Latar Belakang
Negara memainkan peran penting dalam
kehidupan ekonomi. Peran itu diwujudkan dalam dua hal pokok, yaitu, kewenangan
negara untuk mengusai sumber ekonomi, Di setiap Negara mempunyai sistem yang
berbeda-beda untuk mengukur pertumbuhan dan mensejahterakan perekonomian
Negara. Dalam kesejahteraan ekonomi terdapat sebuah pengukuran kemakmuran di
setiap Negara, misalnya pendapatan per kapita sebuah Negara sebagai pengukur
kemakmuran. Pendapatan suatu Negara atau disebut juga pendapatan nasional dapat
diartikan sebagai jumlah barang dan jasa yang dihasilkan suatu negara pada
periode tertentu (biasanya satu tahun). Adapun itu terdapat indicator untuk
mengukur pertumbuhan suatu Negara dengan cara mengukur pendapatan perkapita.
Faktanya bahwa pendapatan perkapita terdapat kelemahan.kelemahan tersebut
seperti:
1. Masih
banyaknya kekurangan dalam penghitungan pendapatan perkapita pada suatu negara,
dalam pengukuran kesejahteraan dan pertumbuhan ekonomi negara tersebut hanya
dihitung dari pendapatan riil saja. faktanya banyak cendikiawan ekonomi
mengatakan kurang sempurnanya penghitungan pendapatan perkapita.
2. Kenaikan
pendapatan perkapita yang dihitung sering tidak dibarengi dengan peningkatan
kesejahteraan penduduknya, dari pada itu tidak semua penduduk ikut terhitung
pendapatan pekerjaannya seperti tukang becak, tukang ojek dan pekerjaan selain
PNS.
3. Penghitungan
pendapatan perkapita belum bisa mengukur penyebaran pendapatan individu rumah
tangga. Jika penyebaran pendapatan individu secara nasional bisa dideteksi
secara akurat, maka akan dengan mudah dikenali seberapa besar rakyat yang masih
hidup di bawah garis kemiskinan. Dari pada itu pengitungan tersebut tidak dapat
menjelaskan komposisi dan distribusi nyata dari output per kapita.
4. Penghitungan
pendapatan perkapita belum bisa Mengukur Produksi Di Sektor
Pedesaaan.
fakta yang seharusnya terjadi, pengukuran
pendapatan perkapita harus bisa merata, dan seharusnya ukuran kesejahteraan
ekonomi dalam konsep pengukuran pendapatan perkapita harus mampu menggambarkan
kesejahteraan pada suatu negara secara riil jadi penduduk yang
pekerjaannya seperti angkot becak, ojek dan yang lainnya bisa terhitung.
Apabila perlakuan tersebut dilakukan maka kita tahu seberapa besar
kesejahteraan dalam suatu Negara.

● Ketentuan Latihan
Ketik ulang bagian teks tentang pendapatan per kapita mulai dari "Latar Belakang" sampai dengan "mengukur pendapatan perkapita.".

● Data Mentah

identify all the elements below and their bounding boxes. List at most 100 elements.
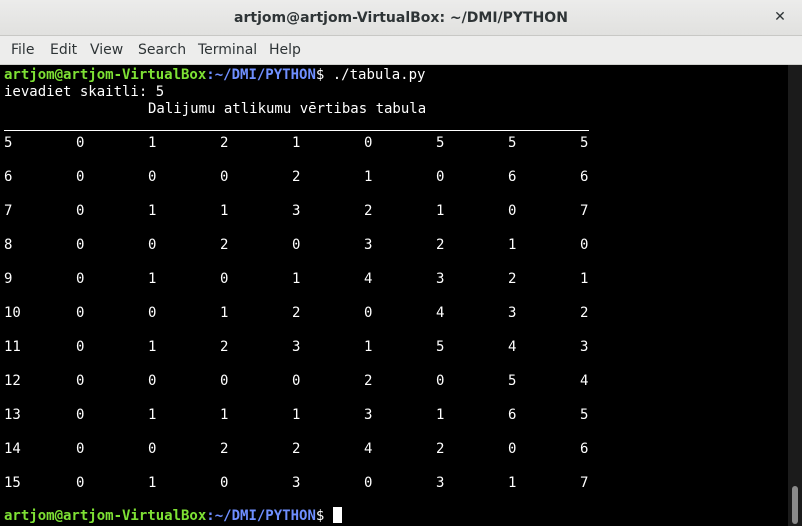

● Hasil Tugas
Latar Belakang
Negara memainkan peran penting dalam
kehidupan ekonomi. Peran itu diwujudkan dalam dua hal pokok, yaitu, kewenangan
negara untuk mengusai sumber ekonomi, Di setiap Negara mempunyai sistem yang
berbeda-beda untuk mengukur pertumbuhan dan mensejahterakan perekonomian
Negara. Dalam kesejahteraan ekonomi terdapat sebuah pengukuran kemakmuran di
setiap Negara, misalnya pendapatan per kapita sebuah Negara sebagai pengukur
kemakmuran. Pendapatan suatu Negara atau disebut juga pendapatan nasional dapat
diartikan sebagai jumlah barang dan jasa yang dihasilkan suatu negara pada
periode tertentu (biasanya satu tahun). Adapun itu terdapat indicator untuk
mengukur pertumbuhan suatu Negara dengan cara mengukur pendapatan perkapita.